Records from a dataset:
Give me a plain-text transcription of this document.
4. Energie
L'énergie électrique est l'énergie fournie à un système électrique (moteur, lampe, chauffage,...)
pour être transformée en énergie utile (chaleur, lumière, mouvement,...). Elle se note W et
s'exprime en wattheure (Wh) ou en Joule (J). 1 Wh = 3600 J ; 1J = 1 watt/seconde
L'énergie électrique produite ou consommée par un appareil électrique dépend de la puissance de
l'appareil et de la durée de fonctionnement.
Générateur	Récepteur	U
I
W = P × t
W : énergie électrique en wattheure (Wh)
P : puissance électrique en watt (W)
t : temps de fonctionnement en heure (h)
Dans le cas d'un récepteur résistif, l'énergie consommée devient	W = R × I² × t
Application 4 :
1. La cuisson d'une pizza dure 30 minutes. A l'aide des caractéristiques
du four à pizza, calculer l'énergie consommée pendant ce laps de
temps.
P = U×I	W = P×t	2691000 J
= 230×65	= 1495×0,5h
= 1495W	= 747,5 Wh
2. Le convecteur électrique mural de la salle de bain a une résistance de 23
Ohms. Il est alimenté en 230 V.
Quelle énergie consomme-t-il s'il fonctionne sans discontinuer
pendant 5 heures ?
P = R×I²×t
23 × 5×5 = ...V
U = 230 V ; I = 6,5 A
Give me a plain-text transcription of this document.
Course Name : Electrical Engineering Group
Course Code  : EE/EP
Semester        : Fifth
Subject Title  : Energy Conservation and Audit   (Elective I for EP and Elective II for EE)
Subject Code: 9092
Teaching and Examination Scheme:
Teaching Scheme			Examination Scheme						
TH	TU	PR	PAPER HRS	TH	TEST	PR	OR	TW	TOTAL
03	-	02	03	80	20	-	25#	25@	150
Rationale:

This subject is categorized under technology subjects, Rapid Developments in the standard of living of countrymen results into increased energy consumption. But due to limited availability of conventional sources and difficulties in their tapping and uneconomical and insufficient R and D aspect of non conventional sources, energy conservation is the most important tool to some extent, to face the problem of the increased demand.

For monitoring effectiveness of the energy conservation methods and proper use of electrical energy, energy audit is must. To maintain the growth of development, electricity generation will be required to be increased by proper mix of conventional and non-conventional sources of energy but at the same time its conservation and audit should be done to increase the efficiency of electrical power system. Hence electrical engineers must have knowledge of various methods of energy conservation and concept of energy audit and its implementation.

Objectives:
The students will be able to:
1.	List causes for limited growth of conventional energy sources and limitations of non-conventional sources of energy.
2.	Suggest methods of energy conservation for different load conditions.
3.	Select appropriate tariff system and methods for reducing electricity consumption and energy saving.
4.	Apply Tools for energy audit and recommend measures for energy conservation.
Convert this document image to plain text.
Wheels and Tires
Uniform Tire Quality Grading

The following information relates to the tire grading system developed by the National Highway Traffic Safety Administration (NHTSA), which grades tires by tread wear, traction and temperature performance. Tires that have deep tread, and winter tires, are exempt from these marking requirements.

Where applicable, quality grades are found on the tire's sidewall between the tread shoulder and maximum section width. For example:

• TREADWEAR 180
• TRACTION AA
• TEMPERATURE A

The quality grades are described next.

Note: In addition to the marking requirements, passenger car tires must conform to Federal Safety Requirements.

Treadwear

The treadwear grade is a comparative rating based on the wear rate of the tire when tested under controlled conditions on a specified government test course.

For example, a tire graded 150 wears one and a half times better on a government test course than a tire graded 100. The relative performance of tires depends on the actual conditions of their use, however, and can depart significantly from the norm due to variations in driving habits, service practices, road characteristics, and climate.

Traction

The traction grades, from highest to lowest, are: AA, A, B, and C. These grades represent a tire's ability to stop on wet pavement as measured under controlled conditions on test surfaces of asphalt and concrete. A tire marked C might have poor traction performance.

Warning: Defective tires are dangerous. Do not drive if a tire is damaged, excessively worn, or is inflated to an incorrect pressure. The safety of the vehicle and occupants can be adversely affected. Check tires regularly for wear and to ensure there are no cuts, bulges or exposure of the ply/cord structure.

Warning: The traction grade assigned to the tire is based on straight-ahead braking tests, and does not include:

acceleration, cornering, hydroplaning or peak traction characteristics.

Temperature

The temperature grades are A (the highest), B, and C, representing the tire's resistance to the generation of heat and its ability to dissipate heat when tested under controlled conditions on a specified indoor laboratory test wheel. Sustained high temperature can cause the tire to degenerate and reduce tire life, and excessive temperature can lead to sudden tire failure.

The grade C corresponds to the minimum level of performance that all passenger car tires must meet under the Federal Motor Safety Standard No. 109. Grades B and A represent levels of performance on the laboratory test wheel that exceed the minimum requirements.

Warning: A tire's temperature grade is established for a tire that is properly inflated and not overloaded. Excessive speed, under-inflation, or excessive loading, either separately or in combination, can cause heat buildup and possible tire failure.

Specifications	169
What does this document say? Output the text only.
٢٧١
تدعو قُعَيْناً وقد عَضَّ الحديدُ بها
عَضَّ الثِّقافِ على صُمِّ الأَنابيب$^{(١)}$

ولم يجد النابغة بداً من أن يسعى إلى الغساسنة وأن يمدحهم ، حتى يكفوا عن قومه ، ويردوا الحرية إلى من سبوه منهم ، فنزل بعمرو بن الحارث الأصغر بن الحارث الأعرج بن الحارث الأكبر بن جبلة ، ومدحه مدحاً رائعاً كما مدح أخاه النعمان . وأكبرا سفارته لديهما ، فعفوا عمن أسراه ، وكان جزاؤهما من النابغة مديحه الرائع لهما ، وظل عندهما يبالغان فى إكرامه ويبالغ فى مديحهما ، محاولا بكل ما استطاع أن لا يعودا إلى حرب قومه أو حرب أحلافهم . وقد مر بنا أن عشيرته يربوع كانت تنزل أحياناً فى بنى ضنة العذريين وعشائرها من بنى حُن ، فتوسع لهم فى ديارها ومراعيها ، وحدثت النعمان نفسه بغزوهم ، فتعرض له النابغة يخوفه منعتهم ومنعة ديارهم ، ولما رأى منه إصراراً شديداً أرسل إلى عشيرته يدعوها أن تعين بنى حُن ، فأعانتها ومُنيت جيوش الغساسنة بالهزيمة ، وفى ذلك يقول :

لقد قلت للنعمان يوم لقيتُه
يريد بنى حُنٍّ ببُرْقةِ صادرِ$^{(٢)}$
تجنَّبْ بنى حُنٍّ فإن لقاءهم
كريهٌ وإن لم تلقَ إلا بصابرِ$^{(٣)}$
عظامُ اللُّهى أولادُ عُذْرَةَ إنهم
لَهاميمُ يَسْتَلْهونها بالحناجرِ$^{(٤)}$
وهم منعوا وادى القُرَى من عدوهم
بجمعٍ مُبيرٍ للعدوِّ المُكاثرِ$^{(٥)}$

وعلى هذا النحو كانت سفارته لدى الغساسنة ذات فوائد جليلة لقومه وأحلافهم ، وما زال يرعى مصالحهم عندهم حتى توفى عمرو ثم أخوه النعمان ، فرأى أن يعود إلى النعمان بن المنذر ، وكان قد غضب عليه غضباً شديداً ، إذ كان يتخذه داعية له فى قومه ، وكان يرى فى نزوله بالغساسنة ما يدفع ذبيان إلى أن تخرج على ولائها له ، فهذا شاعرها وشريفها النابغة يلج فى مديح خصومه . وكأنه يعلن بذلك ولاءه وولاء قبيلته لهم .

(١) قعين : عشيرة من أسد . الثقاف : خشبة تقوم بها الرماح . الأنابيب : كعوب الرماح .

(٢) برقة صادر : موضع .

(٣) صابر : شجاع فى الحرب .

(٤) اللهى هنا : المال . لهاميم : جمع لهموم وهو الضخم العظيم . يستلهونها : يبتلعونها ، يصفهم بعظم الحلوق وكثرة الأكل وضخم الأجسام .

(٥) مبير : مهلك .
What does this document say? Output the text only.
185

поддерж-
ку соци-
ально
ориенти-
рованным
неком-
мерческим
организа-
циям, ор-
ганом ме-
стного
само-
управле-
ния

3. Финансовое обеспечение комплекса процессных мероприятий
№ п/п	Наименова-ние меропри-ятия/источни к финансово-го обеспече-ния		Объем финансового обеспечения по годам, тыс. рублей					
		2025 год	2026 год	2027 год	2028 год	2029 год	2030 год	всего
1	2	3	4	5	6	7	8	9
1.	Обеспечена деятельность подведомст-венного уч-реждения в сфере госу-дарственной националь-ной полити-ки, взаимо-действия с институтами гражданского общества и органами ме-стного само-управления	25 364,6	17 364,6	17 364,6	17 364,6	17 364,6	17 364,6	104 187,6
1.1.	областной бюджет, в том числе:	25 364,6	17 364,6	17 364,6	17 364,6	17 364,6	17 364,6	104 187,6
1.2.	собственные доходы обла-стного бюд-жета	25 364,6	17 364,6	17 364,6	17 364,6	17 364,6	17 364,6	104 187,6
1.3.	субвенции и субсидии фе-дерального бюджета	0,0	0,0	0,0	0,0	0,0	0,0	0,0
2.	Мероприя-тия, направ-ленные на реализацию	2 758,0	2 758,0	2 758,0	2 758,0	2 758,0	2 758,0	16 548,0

## EXERCISE DETAILS
Only the number is wanted: how many lines contain the string "sources"?

## FINISHED TASK
3